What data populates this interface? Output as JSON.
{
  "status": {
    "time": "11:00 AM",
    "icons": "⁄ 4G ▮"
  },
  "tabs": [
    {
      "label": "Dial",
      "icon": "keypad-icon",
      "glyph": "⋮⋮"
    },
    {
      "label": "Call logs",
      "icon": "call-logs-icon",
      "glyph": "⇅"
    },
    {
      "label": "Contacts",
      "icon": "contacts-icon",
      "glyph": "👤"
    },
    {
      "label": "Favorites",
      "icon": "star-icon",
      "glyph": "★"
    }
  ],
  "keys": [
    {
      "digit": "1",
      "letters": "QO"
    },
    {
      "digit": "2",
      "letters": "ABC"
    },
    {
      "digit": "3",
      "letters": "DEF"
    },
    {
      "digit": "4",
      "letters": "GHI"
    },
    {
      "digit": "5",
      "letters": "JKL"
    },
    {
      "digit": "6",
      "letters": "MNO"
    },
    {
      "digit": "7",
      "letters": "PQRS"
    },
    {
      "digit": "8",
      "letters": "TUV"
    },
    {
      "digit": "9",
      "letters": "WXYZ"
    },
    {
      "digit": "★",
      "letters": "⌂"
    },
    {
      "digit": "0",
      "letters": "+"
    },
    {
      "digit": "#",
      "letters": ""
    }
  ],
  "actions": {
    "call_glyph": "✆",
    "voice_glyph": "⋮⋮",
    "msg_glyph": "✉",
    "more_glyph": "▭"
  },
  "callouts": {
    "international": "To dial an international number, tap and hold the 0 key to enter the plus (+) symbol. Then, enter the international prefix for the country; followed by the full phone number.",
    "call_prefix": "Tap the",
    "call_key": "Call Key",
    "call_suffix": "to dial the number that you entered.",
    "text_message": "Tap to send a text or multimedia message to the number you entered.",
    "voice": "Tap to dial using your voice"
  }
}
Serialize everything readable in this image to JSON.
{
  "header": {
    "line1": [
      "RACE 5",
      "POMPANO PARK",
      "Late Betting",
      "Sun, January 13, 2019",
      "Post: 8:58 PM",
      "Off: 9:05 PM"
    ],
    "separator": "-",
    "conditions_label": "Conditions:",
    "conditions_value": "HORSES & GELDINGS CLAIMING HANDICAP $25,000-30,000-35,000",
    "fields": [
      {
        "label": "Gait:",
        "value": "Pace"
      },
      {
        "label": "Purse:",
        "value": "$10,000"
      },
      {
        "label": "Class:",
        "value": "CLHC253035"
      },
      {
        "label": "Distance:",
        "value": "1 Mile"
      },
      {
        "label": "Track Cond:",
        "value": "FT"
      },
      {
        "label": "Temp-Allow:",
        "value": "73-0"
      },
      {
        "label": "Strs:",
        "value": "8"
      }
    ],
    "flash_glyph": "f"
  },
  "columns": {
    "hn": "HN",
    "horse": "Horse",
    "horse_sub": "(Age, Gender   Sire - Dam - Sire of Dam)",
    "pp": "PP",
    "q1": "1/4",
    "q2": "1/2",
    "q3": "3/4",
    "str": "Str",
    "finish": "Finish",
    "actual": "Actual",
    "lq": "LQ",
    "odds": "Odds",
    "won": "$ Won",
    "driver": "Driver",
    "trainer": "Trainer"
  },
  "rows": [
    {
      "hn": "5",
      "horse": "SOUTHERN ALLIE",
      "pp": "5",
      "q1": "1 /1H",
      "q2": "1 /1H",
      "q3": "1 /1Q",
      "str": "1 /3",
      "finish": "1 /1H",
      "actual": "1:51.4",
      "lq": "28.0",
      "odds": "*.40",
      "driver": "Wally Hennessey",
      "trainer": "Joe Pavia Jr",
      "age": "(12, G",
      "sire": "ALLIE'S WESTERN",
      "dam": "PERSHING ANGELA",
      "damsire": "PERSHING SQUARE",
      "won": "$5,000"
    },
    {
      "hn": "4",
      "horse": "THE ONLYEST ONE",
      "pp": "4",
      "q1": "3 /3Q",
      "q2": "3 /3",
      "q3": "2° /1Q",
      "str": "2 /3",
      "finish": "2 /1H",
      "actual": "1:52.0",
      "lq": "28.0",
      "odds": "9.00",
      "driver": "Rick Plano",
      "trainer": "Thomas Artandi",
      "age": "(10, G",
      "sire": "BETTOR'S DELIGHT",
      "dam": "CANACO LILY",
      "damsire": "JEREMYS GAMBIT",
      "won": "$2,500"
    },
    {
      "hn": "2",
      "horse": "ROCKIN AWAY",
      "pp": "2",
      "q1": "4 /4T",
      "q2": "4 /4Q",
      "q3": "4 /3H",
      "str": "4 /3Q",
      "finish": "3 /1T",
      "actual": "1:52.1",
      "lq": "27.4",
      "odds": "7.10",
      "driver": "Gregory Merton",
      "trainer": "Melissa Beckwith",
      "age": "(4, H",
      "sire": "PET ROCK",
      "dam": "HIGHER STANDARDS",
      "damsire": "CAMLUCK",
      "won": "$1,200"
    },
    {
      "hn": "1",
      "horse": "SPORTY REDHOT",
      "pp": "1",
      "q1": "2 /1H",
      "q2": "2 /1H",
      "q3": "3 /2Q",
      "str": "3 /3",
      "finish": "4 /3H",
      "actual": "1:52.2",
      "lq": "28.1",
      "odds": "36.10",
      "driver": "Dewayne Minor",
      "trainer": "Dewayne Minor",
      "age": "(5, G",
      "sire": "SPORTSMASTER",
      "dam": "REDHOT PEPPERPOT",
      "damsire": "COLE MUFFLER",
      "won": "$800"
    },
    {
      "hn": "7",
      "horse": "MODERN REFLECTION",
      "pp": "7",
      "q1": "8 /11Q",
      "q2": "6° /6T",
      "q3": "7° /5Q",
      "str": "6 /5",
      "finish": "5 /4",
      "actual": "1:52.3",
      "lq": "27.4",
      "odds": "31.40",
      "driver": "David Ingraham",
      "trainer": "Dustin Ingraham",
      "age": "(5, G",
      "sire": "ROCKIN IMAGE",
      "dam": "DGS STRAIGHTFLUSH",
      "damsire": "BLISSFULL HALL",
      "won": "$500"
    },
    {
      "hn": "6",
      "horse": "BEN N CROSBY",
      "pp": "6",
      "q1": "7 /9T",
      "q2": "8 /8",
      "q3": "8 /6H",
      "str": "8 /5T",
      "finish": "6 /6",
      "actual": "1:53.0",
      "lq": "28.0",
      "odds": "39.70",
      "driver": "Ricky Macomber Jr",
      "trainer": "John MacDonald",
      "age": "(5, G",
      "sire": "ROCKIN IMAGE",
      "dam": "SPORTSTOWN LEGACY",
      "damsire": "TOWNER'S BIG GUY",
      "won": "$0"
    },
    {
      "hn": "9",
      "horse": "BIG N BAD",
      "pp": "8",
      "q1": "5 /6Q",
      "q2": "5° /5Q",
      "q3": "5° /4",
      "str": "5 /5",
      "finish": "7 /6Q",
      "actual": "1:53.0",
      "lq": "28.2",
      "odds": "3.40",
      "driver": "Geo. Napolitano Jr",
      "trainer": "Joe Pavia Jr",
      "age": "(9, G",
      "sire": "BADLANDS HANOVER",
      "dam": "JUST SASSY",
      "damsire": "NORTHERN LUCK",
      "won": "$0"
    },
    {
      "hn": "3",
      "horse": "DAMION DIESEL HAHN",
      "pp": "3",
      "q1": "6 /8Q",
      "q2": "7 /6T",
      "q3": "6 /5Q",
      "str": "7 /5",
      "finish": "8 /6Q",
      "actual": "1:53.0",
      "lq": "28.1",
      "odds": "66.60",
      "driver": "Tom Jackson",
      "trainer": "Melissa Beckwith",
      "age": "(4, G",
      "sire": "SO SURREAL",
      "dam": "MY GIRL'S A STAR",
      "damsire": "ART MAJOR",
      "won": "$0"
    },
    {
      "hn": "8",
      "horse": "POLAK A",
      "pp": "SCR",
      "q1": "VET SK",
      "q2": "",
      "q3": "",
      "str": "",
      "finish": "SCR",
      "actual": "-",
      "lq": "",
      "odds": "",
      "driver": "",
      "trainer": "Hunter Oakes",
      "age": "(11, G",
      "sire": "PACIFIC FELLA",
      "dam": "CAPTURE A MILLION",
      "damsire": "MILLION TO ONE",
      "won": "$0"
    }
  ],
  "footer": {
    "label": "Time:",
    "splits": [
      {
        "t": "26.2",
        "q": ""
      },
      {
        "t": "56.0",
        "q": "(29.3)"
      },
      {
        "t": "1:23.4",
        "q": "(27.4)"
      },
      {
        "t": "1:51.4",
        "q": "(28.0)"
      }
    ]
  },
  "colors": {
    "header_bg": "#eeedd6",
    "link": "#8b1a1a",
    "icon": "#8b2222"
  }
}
·····
▶ _Given task_
Extract lines where the string "trainer" occurs.

▶ _The completed task_
    "trainer": "Trainer"
      "trainer": "Joe Pavia Jr",
      "trainer": "Thomas Artandi",
      "trainer": "Melissa Beckwith",
      "trainer": "Dewayne Minor",
      "trainer": "Dustin Ingraham",
      "trainer": "John MacDonald",
      "trainer": "Joe Pavia Jr",
      "trainer": "Melissa Beckwith",
      "trainer": "Hunter Oakes",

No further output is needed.